• To do: Reproduce the listing below exactly. Pictures do not belong in the copy.

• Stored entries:

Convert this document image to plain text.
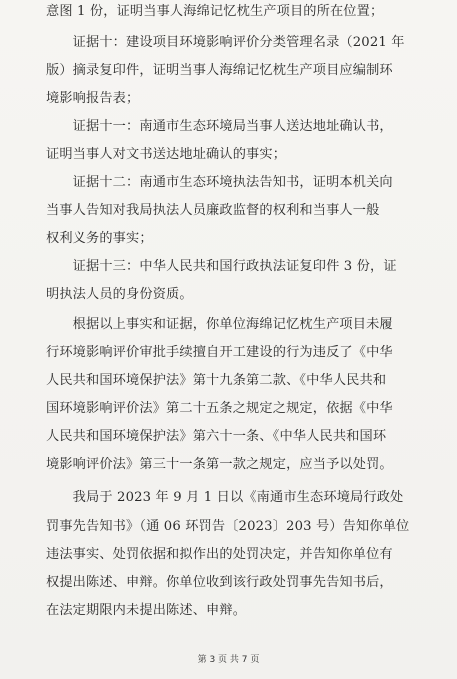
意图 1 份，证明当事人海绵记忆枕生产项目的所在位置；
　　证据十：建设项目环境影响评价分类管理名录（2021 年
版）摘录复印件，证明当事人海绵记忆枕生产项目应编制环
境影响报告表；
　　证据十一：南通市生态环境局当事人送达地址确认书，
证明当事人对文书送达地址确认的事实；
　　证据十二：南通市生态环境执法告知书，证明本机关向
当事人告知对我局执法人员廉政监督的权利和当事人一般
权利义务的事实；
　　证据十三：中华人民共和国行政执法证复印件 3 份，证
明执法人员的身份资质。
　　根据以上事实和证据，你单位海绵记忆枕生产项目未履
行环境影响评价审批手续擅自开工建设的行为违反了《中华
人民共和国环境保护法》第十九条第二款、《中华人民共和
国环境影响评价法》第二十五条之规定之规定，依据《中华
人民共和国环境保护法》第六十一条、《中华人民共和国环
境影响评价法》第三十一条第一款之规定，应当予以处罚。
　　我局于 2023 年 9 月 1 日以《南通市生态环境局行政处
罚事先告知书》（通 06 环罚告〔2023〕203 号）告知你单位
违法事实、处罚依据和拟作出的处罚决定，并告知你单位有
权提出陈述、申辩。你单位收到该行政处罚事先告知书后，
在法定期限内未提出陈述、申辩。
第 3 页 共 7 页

• Answer to this problem:
Convert this document image to plain text.
意图 1 份，证明当事人海绵记忆枕生产项目的所在位置；
　　证据十：建设项目环境影响评价分类管理名录（2021 年
版）摘录复印件，证明当事人海绵记忆枕生产项目应编制环
境影响报告表；
　　证据十一：南通市生态环境局当事人送达地址确认书，
证明当事人对文书送达地址确认的事实；
　　证据十二：南通市生态环境执法告知书，证明本机关向
当事人告知对我局执法人员廉政监督的权利和当事人一般
权利义务的事实；
　　证据十三：中华人民共和国行政执法证复印件 3 份，证
明执法人员的身份资质。
　　根据以上事实和证据，你单位海绵记忆枕生产项目未履
行环境影响评价审批手续擅自开工建设的行为违反了《中华
人民共和国环境保护法》第十九条第二款、《中华人民共和
国环境影响评价法》第二十五条之规定之规定，依据《中华
人民共和国环境保护法》第六十一条、《中华人民共和国环
境影响评价法》第三十一条第一款之规定，应当予以处罚。
　　我局于 2023 年 9 月 1 日以《南通市生态环境局行政处
罚事先告知书》（通 06 环罚告〔2023〕203 号）告知你单位
违法事实、处罚依据和拟作出的处罚决定，并告知你单位有
权提出陈述、申辩。你单位收到该行政处罚事先告知书后，
在法定期限内未提出陈述、申辩。
第 3 页 共 7 页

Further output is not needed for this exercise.